**** DATA SUPPLIED ****
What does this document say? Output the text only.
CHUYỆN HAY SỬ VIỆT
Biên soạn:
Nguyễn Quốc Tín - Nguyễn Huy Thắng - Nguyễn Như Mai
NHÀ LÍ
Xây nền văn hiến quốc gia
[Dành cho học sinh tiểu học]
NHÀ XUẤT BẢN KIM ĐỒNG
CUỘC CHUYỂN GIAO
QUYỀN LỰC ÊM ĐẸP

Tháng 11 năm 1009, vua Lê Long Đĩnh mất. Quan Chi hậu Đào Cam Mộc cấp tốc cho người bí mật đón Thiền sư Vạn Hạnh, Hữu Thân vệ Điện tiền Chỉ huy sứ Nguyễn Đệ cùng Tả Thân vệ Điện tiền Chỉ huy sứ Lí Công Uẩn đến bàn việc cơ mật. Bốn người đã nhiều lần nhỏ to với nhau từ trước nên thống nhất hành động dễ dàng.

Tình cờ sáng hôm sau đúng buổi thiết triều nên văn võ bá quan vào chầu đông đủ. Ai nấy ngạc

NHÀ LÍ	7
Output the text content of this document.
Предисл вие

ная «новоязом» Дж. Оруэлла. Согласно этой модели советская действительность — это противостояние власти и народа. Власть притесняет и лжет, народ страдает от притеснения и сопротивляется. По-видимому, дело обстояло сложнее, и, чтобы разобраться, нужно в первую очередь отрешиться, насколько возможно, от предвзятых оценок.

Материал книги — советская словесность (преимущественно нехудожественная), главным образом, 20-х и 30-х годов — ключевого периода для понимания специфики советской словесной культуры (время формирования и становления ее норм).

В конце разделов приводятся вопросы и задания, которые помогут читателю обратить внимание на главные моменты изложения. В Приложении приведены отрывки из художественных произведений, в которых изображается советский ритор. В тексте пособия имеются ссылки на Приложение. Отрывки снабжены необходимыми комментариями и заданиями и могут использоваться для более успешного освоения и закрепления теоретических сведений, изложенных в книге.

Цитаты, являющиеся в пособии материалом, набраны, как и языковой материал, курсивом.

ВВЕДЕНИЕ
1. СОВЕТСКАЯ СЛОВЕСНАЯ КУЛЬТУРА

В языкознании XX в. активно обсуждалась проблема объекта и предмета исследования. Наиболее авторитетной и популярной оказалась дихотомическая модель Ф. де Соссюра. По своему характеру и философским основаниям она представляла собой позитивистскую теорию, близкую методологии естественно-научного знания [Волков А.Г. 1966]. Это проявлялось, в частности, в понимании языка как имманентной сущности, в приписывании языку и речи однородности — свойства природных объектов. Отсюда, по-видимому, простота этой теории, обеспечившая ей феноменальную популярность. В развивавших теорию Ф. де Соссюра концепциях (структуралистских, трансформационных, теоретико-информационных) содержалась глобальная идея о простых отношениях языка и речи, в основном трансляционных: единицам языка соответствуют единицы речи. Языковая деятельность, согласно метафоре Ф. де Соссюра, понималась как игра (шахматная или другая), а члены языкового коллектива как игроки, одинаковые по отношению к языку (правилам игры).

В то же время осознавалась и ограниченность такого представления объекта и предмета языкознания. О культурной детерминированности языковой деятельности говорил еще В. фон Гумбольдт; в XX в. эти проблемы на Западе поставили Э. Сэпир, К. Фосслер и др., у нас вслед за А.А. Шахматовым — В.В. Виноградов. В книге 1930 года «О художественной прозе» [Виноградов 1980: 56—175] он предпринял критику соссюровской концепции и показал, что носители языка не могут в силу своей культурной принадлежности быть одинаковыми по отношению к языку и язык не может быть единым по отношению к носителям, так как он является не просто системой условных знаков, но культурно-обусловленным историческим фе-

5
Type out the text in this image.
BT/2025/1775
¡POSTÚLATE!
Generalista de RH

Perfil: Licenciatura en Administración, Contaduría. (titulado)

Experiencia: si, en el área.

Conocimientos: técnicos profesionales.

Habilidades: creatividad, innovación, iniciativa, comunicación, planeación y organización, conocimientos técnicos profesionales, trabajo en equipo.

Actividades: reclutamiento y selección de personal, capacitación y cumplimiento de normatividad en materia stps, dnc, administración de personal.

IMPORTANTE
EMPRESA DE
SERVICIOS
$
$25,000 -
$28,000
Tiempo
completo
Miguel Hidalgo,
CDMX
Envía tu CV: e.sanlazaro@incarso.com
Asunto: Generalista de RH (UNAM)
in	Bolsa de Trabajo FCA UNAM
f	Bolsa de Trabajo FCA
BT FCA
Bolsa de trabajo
****
◆ BRIEF
Reproduce the data, keeping every line exactly the same.

◆ TASK RESULT
What does this document say? Output the text only.
CHUYỆN HAY SỬ VIỆT
Biên soạn:
Nguyễn Quốc Tín - Nguyễn Huy Thắng - Nguyễn Như Mai
NHÀ LÍ
Xây nền văn hiến quốc gia
[Dành cho học sinh tiểu học]
NHÀ XUẤT BẢN KIM ĐỒNG
CUỘC CHUYỂN GIAO
QUYỀN LỰC ÊM ĐẸP

Tháng 11 năm 1009, vua Lê Long Đĩnh mất. Quan Chi hậu Đào Cam Mộc cấp tốc cho người bí mật đón Thiền sư Vạn Hạnh, Hữu Thân vệ Điện tiền Chỉ huy sứ Nguyễn Đệ cùng Tả Thân vệ Điện tiền Chỉ huy sứ Lí Công Uẩn đến bàn việc cơ mật. Bốn người đã nhiều lần nhỏ to với nhau từ trước nên thống nhất hành động dễ dàng.

Tình cờ sáng hôm sau đúng buổi thiết triều nên văn võ bá quan vào chầu đông đủ. Ai nấy ngạc

NHÀ LÍ	7
Output the text content of this document.
Предисл вие

ная «новоязом» Дж. Оруэлла. Согласно этой модели советская действительность — это противостояние власти и народа. Власть притесняет и лжет, народ страдает от притеснения и сопротивляется. По-видимому, дело обстояло сложнее, и, чтобы разобраться, нужно в первую очередь отрешиться, насколько возможно, от предвзятых оценок.

Материал книги — советская словесность (преимущественно нехудожественная), главным образом, 20-х и 30-х годов — ключевого периода для понимания специфики советской словесной культуры (время формирования и становления ее норм).

В конце разделов приводятся вопросы и задания, которые помогут читателю обратить внимание на главные моменты изложения. В Приложении приведены отрывки из художественных произведений, в которых изображается советский ритор. В тексте пособия имеются ссылки на Приложение. Отрывки снабжены необходимыми комментариями и заданиями и могут использоваться для более успешного освоения и закрепления теоретических сведений, изложенных в книге.

Цитаты, являющиеся в пособии материалом, набраны, как и языковой материал, курсивом.

ВВЕДЕНИЕ
1. СОВЕТСКАЯ СЛОВЕСНАЯ КУЛЬТУРА

В языкознании XX в. активно обсуждалась проблема объекта и предмета исследования. Наиболее авторитетной и популярной оказалась дихотомическая модель Ф. де Соссюра. По своему характеру и философским основаниям она представляла собой позитивистскую теорию, близкую методологии естественно-научного знания [Волков А.Г. 1966]. Это проявлялось, в частности, в понимании языка как имманентной сущности, в приписывании языку и речи однородности — свойства природных объектов. Отсюда, по-видимому, простота этой теории, обеспечившая ей феноменальную популярность. В развивавших теорию Ф. де Соссюра концепциях (структуралистских, трансформационных, теоретико-информационных) содержалась глобальная идея о простых отношениях языка и речи, в основном трансляционных: единицам языка соответствуют единицы речи. Языковая деятельность, согласно метафоре Ф. де Соссюра, понималась как игра (шахматная или другая), а члены языкового коллектива как игроки, одинаковые по отношению к языку (правилам игры).

В то же время осознавалась и ограниченность такого представления объекта и предмета языкознания. О культурной детерминированности языковой деятельности говорил еще В. фон Гумбольдт; в XX в. эти проблемы на Западе поставили Э. Сэпир, К. Фосслер и др., у нас вслед за А.А. Шахматовым — В.В. Виноградов. В книге 1930 года «О художественной прозе» [Виноградов 1980: 56—175] он предпринял критику соссюровской концепции и показал, что носители языка не могут в силу своей культурной принадлежности быть одинаковыми по отношению к языку и язык не может быть единым по отношению к носителям, так как он является не просто системой условных знаков, но культурно-обусловленным историческим фе-

5
Type out the text in this image.
BT/2025/1775
¡POSTÚLATE!
Generalista de RH

Perfil: Licenciatura en Administración, Contaduría. (titulado)

Experiencia: si, en el área.

Conocimientos: técnicos profesionales.

Habilidades: creatividad, innovación, iniciativa, comunicación, planeación y organización, conocimientos técnicos profesionales, trabajo en equipo.

Actividades: reclutamiento y selección de personal, capacitación y cumplimiento de normatividad en materia stps, dnc, administración de personal.

IMPORTANTE
EMPRESA DE
SERVICIOS
$
$25,000 -
$28,000
Tiempo
completo
Miguel Hidalgo,
CDMX
Envía tu CV: e.sanlazaro@incarso.com
Asunto: Generalista de RH (UNAM)
in	Bolsa de Trabajo FCA UNAM
f	Bolsa de Trabajo FCA
BT FCA
Bolsa de trabajo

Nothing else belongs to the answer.